* [Stated exercise]:
Transcribe the material in full, exactly as written.

* [Material for this exercise]:
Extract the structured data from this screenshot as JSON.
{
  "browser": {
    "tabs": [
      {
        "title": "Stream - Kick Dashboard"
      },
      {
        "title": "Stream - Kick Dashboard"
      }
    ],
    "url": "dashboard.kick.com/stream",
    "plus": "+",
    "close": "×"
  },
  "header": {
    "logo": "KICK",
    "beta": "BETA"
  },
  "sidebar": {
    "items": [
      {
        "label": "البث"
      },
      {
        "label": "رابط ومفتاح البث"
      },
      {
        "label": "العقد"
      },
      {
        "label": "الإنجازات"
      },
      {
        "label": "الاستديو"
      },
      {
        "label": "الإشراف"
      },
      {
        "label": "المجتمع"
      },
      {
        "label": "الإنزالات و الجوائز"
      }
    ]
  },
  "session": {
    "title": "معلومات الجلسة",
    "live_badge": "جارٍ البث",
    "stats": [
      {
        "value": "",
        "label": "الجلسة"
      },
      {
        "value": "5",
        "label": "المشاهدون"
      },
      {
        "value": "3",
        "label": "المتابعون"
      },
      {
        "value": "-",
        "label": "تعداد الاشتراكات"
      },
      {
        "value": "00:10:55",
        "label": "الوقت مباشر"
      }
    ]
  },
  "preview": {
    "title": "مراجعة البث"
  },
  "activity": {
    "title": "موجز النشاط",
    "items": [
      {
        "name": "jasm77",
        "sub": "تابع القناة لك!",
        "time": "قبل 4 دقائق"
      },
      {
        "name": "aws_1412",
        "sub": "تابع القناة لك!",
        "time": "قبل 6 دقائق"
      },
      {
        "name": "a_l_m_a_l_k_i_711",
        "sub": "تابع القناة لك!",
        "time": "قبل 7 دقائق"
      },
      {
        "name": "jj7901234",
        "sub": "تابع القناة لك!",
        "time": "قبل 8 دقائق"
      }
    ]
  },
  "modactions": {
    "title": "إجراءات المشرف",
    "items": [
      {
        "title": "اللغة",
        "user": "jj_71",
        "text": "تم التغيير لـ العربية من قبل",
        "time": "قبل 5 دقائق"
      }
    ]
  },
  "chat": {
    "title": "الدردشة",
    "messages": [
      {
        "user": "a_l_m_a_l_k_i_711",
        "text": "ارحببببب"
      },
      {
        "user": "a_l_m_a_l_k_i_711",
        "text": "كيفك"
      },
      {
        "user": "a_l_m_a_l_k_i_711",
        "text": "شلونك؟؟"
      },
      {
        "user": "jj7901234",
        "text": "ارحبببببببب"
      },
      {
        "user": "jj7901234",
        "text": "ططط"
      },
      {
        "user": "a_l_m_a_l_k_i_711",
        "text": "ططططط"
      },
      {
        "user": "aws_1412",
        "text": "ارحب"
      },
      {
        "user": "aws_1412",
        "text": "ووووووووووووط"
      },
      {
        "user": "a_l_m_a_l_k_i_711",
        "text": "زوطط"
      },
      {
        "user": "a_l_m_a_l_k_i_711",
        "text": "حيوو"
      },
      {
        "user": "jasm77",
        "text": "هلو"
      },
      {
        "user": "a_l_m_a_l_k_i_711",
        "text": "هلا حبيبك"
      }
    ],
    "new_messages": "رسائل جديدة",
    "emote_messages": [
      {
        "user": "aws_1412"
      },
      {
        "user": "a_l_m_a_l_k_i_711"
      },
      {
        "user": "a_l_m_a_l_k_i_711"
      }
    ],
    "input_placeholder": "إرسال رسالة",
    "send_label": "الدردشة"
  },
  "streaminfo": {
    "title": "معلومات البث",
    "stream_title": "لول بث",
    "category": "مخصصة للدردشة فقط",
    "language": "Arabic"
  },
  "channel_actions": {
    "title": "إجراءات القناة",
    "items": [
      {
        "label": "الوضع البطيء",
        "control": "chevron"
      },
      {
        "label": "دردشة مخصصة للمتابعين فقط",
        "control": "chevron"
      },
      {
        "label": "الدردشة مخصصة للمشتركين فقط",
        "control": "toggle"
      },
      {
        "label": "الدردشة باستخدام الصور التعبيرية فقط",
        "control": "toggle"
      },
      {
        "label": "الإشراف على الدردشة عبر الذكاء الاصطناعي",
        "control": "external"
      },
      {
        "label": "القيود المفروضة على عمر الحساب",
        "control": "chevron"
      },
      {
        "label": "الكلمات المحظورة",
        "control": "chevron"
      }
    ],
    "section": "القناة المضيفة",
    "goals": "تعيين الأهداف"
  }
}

* [Answer to this task]:
Extract the structured data from this screenshot as JSON.
{
  "browser": {
    "tabs": [
      {
        "title": "Stream - Kick Dashboard"
      },
      {
        "title": "Stream - Kick Dashboard"
      }
    ],
    "url": "dashboard.kick.com/stream",
    "plus": "+",
    "close": "×"
  },
  "header": {
    "logo": "KICK",
    "beta": "BETA"
  },
  "sidebar": {
    "items": [
      {
        "label": "البث"
      },
      {
        "label": "رابط ومفتاح البث"
      },
      {
        "label": "العقد"
      },
      {
        "label": "الإنجازات"
      },
      {
        "label": "الاستديو"
      },
      {
        "label": "الإشراف"
      },
      {
        "label": "المجتمع"
      },
      {
        "label": "الإنزالات و الجوائز"
      }
    ]
  },
  "session": {
    "title": "معلومات الجلسة",
    "live_badge": "جارٍ البث",
    "stats": [
      {
        "value": "",
        "label": "الجلسة"
      },
      {
        "value": "5",
        "label": "المشاهدون"
      },
      {
        "value": "3",
        "label": "المتابعون"
      },
      {
        "value": "-",
        "label": "تعداد الاشتراكات"
      },
      {
        "value": "00:10:55",
        "label": "الوقت مباشر"
      }
    ]
  },
  "preview": {
    "title": "مراجعة البث"
  },
  "activity": {
    "title": "موجز النشاط",
    "items": [
      {
        "name": "jasm77",
        "sub": "تابع القناة لك!",
        "time": "قبل 4 دقائق"
      },
      {
        "name": "aws_1412",
        "sub": "تابع القناة لك!",
        "time": "قبل 6 دقائق"
      },
      {
        "name": "a_l_m_a_l_k_i_711",
        "sub": "تابع القناة لك!",
        "time": "قبل 7 دقائق"
      },
      {
        "name": "jj7901234",
        "sub": "تابع القناة لك!",
        "time": "قبل 8 دقائق"
      }
    ]
  },
  "modactions": {
    "title": "إجراءات المشرف",
    "items": [
      {
        "title": "اللغة",
        "user": "jj_71",
        "text": "تم التغيير لـ العربية من قبل",
        "time": "قبل 5 دقائق"
      }
    ]
  },
  "chat": {
    "title": "الدردشة",
    "messages": [
      {
        "user": "a_l_m_a_l_k_i_711",
        "text": "ارحببببب"
      },
      {
        "user": "a_l_m_a_l_k_i_711",
        "text": "كيفك"
      },
      {
        "user": "a_l_m_a_l_k_i_711",
        "text": "شلونك؟؟"
      },
      {
        "user": "jj7901234",
        "text": "ارحبببببببب"
      },
      {
        "user": "jj7901234",
        "text": "ططط"
      },
      {
        "user": "a_l_m_a_l_k_i_711",
        "text": "ططططط"
      },
      {
        "user": "aws_1412",
        "text": "ارحب"
      },
      {
        "user": "aws_1412",
        "text": "ووووووووووووط"
      },
      {
        "user": "a_l_m_a_l_k_i_711",
        "text": "زوطط"
      },
      {
        "user": "a_l_m_a_l_k_i_711",
        "text": "حيوو"
      },
      {
        "user": "jasm77",
        "text": "هلو"
      },
      {
        "user": "a_l_m_a_l_k_i_711",
        "text": "هلا حبيبك"
      }
    ],
    "new_messages": "رسائل جديدة",
    "emote_messages": [
      {
        "user": "aws_1412"
      },
      {
        "user": "a_l_m_a_l_k_i_711"
      },
      {
        "user": "a_l_m_a_l_k_i_711"
      }
    ],
    "input_placeholder": "إرسال رسالة",
    "send_label": "الدردشة"
  },
  "streaminfo": {
    "title": "معلومات البث",
    "stream_title": "لول بث",
    "category": "مخصصة للدردشة فقط",
    "language": "Arabic"
  },
  "channel_actions": {
    "title": "إجراءات القناة",
    "items": [
      {
        "label": "الوضع البطيء",
        "control": "chevron"
      },
      {
        "label": "دردشة مخصصة للمتابعين فقط",
        "control": "chevron"
      },
      {
        "label": "الدردشة مخصصة للمشتركين فقط",
        "control": "toggle"
      },
      {
        "label": "الدردشة باستخدام الصور التعبيرية فقط",
        "control": "toggle"
      },
      {
        "label": "الإشراف على الدردشة عبر الذكاء الاصطناعي",
        "control": "external"
      },
      {
        "label": "القيود المفروضة على عمر الحساب",
        "control": "chevron"
      },
      {
        "label": "الكلمات المحظورة",
        "control": "chevron"
      }
    ],
    "section": "القناة المضيفة",
    "goals": "تعيين الأهداف"
  }
}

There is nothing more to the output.